Stored data

|---|

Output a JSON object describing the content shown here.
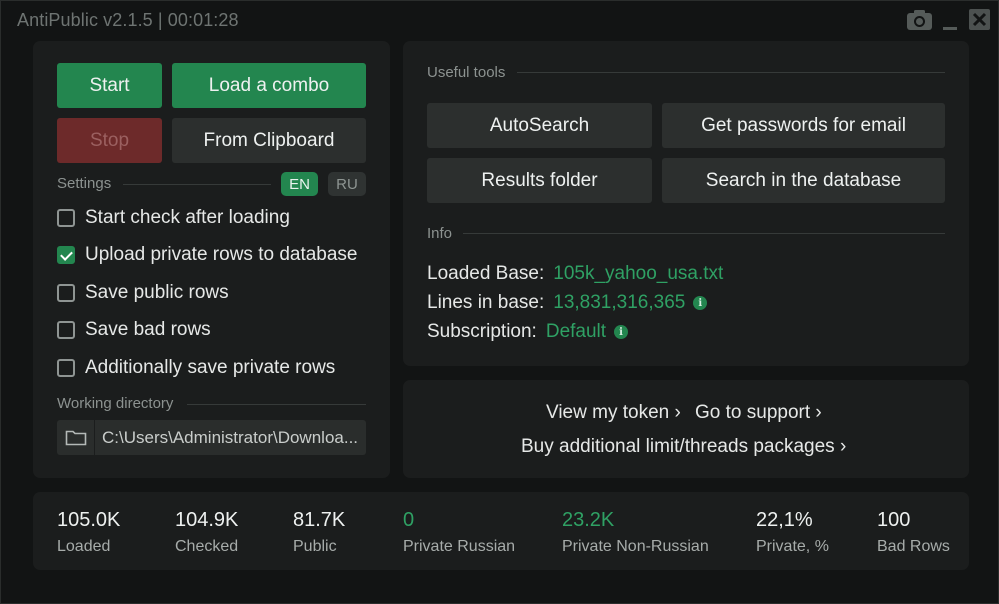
{
  "window": {
    "title": "AntiPublic v2.1.5 | 00:01:28"
  },
  "titlebar": {
    "camera_icon": "camera-icon",
    "minimize_label": "_",
    "close_icon": "close-icon"
  },
  "controls": {
    "start": "Start",
    "load_combo": "Load a combo",
    "stop": "Stop",
    "from_clipboard": "From Clipboard"
  },
  "settings": {
    "label": "Settings",
    "lang_en": "EN",
    "lang_ru": "RU",
    "options": [
      {
        "label": "Start check after loading",
        "checked": false
      },
      {
        "label": "Upload private rows to database",
        "checked": true
      },
      {
        "label": "Save public rows",
        "checked": false
      },
      {
        "label": "Save bad rows",
        "checked": false
      },
      {
        "label": "Additionally save private rows",
        "checked": false
      }
    ]
  },
  "working_directory": {
    "label": "Working directory",
    "path": "C:\\Users\\Administrator\\Downloa..."
  },
  "tools": {
    "label": "Useful tools",
    "autosearch": "AutoSearch",
    "get_passwords": "Get passwords for email",
    "results_folder": "Results folder",
    "search_db": "Search in the database"
  },
  "info": {
    "label": "Info",
    "loaded_base_key": "Loaded Base:",
    "loaded_base_val": "105k_yahoo_usa.txt",
    "lines_key": "Lines in base:",
    "lines_val": "13,831,316,365",
    "sub_key": "Subscription:",
    "sub_val": "Default"
  },
  "links": {
    "view_token": "View my token ›",
    "support": "Go to support ›",
    "buy": "Buy additional limit/threads packages ›"
  },
  "stats": [
    {
      "value": "105.0K",
      "label": "Loaded"
    },
    {
      "value": "104.9K",
      "label": "Checked"
    },
    {
      "value": "81.7K",
      "label": "Public"
    },
    {
      "value": "0",
      "label": "Private Russian"
    },
    {
      "value": "23.2K",
      "label": "Private Non-Russian"
    },
    {
      "value": "22,1%",
      "label": "Private, %"
    },
    {
      "value": "100",
      "label": "Bad Rows"
    }
  ],
  "colors": {
    "accent": "#23864f",
    "accent_text": "#2fa164",
    "stop": "#6d2a2a"
  }
}
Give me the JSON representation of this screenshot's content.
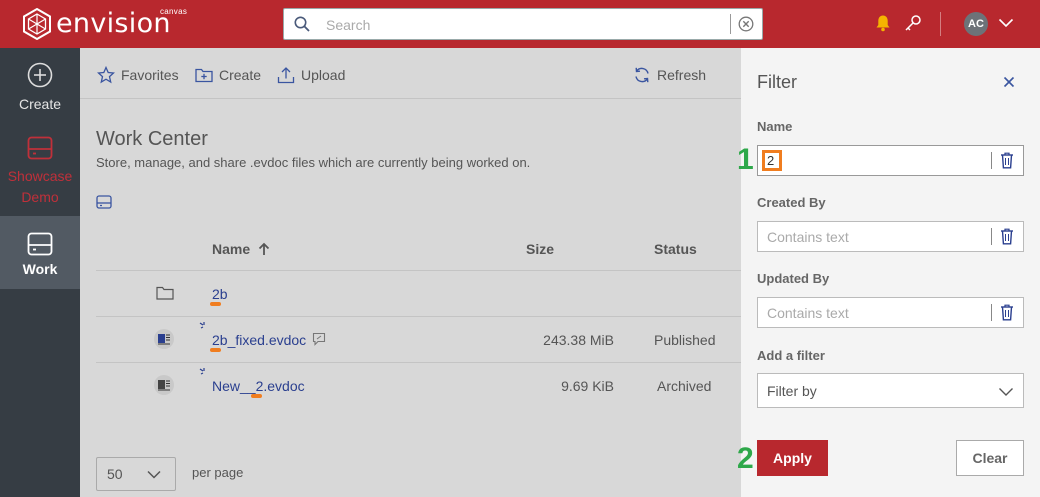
{
  "app": {
    "name": "envision",
    "sub": "canvas",
    "brand_color": "#b8282e"
  },
  "search": {
    "placeholder": "Search"
  },
  "user": {
    "initials": "AC"
  },
  "nav": {
    "items": [
      {
        "label": "Create",
        "icon": "plus-circle-icon"
      },
      {
        "label": "Showcase Demo",
        "icon": "drive-icon"
      },
      {
        "label": "Work",
        "icon": "drive-icon"
      }
    ]
  },
  "toolbar": {
    "favorites": "Favorites",
    "create": "Create",
    "upload": "Upload",
    "refresh": "Refresh"
  },
  "page": {
    "title": "Work Center",
    "subtitle": "Store, manage, and share .evdoc files which are currently being worked on."
  },
  "table": {
    "columns": {
      "name": "Name",
      "size": "Size",
      "status": "Status"
    },
    "rows": [
      {
        "name": "2b",
        "size": "",
        "status": "",
        "type": "folder"
      },
      {
        "name": "2b_fixed.evdoc",
        "size": "243.38 MiB",
        "status": "Published",
        "type": "evdoc"
      },
      {
        "name": "New__2.evdoc",
        "size": "9.69 KiB",
        "status": "Archived",
        "type": "evdoc"
      }
    ]
  },
  "pagination": {
    "page_size": "50",
    "per_page_label": "per page"
  },
  "filter": {
    "title": "Filter",
    "name_label": "Name",
    "name_value": "2",
    "created_by_label": "Created By",
    "updated_by_label": "Updated By",
    "contains_placeholder": "Contains text",
    "add_filter_label": "Add a filter",
    "filter_by": "Filter by",
    "apply": "Apply",
    "clear": "Clear"
  },
  "steps": {
    "one": "1",
    "two": "2"
  }
}
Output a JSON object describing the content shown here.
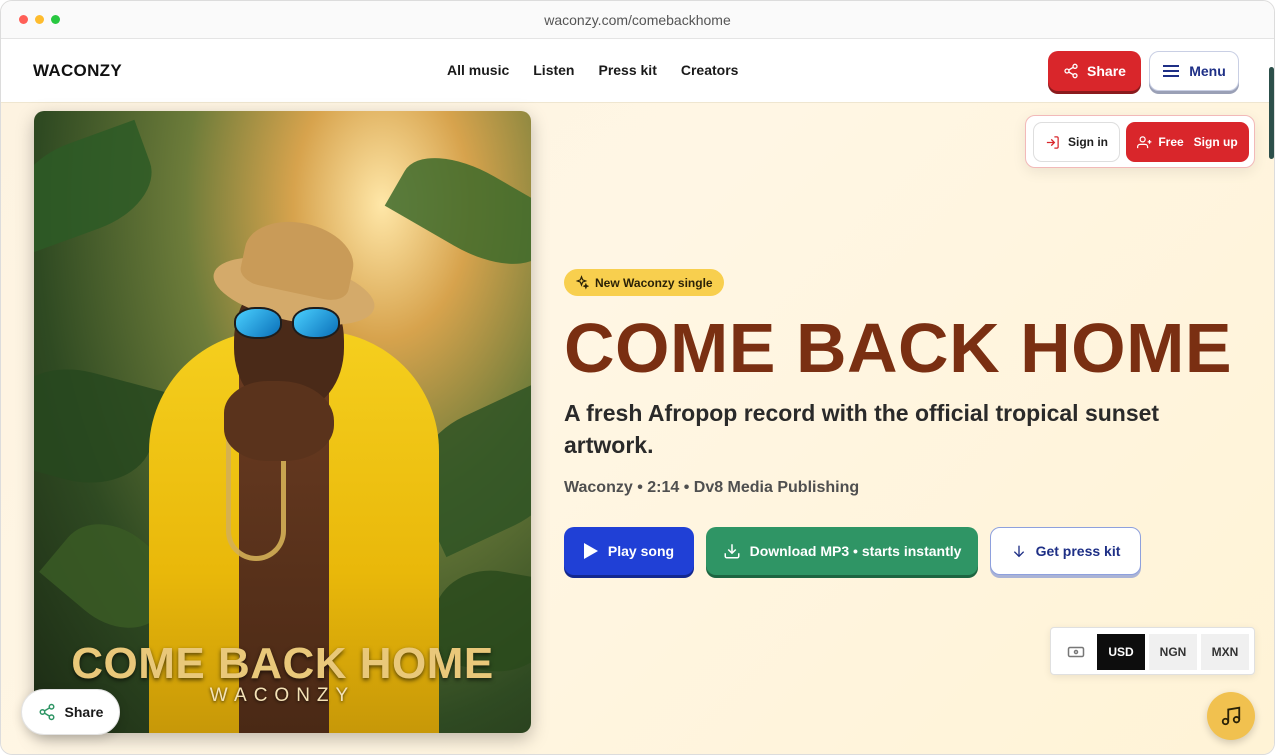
{
  "browser": {
    "url": "waconzy.com/comebackhome"
  },
  "header": {
    "logo": "WACONZY",
    "nav": [
      "All music",
      "Listen",
      "Press kit",
      "Creators"
    ],
    "share_label": "Share",
    "menu_label": "Menu"
  },
  "auth": {
    "signin_label": "Sign in",
    "signup_word1": "Free",
    "signup_word2": "Sign up"
  },
  "art": {
    "title": "COME BACK HOME",
    "artist": "WACONZY"
  },
  "hero": {
    "badge": "New Waconzy single",
    "title": "COME BACK HOME",
    "subtitle": "A fresh Afropop record with the official tropical sunset artwork.",
    "meta": "Waconzy • 2:14 • Dv8 Media Publishing",
    "play_label": "Play song",
    "download_label": "Download MP3 • starts instantly",
    "presskit_label": "Get press kit"
  },
  "share_float": {
    "label": "Share"
  },
  "currency": {
    "options": [
      "USD",
      "NGN",
      "MXN"
    ],
    "selected": "USD"
  },
  "colors": {
    "brand_red": "#d9262b",
    "title_brown": "#7a2f12",
    "play_blue": "#2040d6",
    "download_green": "#2f9565",
    "badge_yellow": "#f8cf4e"
  }
}
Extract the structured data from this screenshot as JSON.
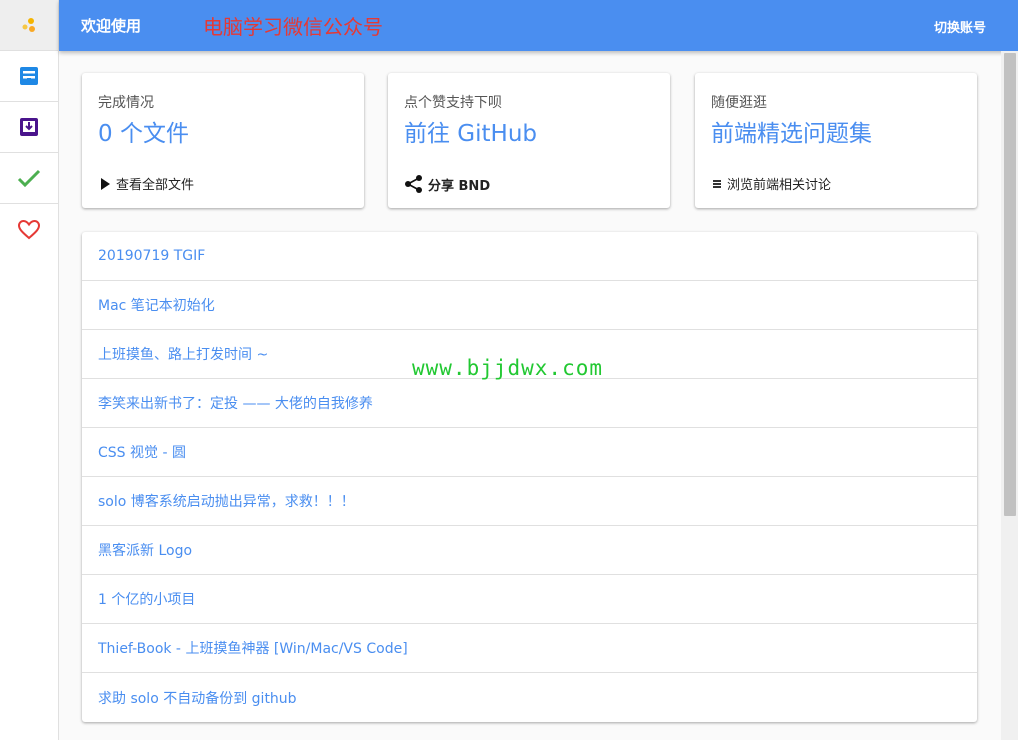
{
  "topbar": {
    "welcome": "欢迎使用",
    "promo": "电脑学习微信公众号",
    "switch_account": "切换账号"
  },
  "sidebar": {
    "items": [
      {
        "icon": "logo-dots-icon"
      },
      {
        "icon": "inbox-icon"
      },
      {
        "icon": "download-box-icon"
      },
      {
        "icon": "check-icon"
      },
      {
        "icon": "heart-icon"
      }
    ]
  },
  "cards": [
    {
      "caption": "完成情况",
      "big": "0 个文件",
      "action": "查看全部文件",
      "action_icon": "play-icon"
    },
    {
      "caption": "点个赞支持下呗",
      "big": "前往 GitHub",
      "action": "分享 BND",
      "action_icon": "share-icon"
    },
    {
      "caption": "随便逛逛",
      "big": "前端精选问题集",
      "action": "浏览前端相关讨论",
      "action_icon": "bars-icon"
    }
  ],
  "list": [
    "20190719 TGIF",
    "Mac 笔记本初始化",
    "上班摸鱼、路上打发时间 ~",
    "李笑来出新书了：定投 —— 大佬的自我修养",
    "CSS 视觉 - 圆",
    "solo 博客系统启动抛出异常，求救！！！",
    "黑客派新 Logo",
    "1 个亿的小项目",
    "Thief-Book - 上班摸鱼神器 [Win/Mac/VS Code]",
    "求助 solo 不自动备份到 github"
  ],
  "watermark": "www.bjjdwx.com",
  "colors": {
    "accent": "#4a8ef0",
    "promo": "#e53935",
    "check": "#4caf50",
    "heart": "#e53935",
    "inbox": "#1e88e5",
    "download": "#6a1b9a",
    "watermark": "#22c832"
  }
}
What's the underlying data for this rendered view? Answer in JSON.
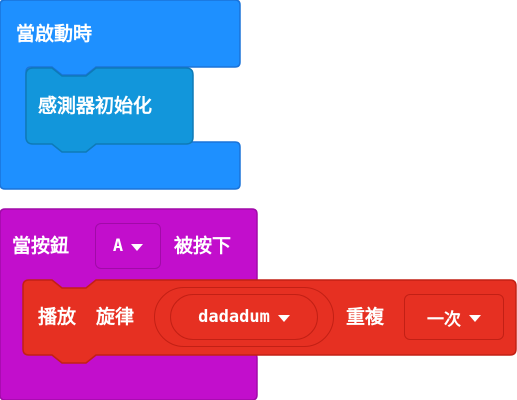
{
  "on_start": {
    "label": "當啟動時",
    "inner_block": {
      "label": "感測器初始化"
    }
  },
  "on_button": {
    "label_prefix": "當按鈕",
    "button_dropdown": {
      "value": "A"
    },
    "label_suffix": "被按下",
    "play_block": {
      "label_play": "播放",
      "label_melody": "旋律",
      "melody_dropdown": {
        "value": "dadadum"
      },
      "label_repeat": "重複",
      "repeat_dropdown": {
        "value": "一次"
      }
    }
  },
  "colors": {
    "on_start": "#1e90ff",
    "on_start_border": "#1a73d9",
    "sensor_block": "#1296db",
    "sensor_border": "#0e7ab7",
    "input_event": "#c20ecc",
    "input_border": "#a10aa8",
    "music": "#e63022",
    "music_border": "#c22015"
  }
}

|---|

◆ **Work instructions**
Locate the word "Upload" in the records and collect each line it appears in.

◆ **Written reply**
        "label": "Upload private rows to database",
    "upload": "Upload",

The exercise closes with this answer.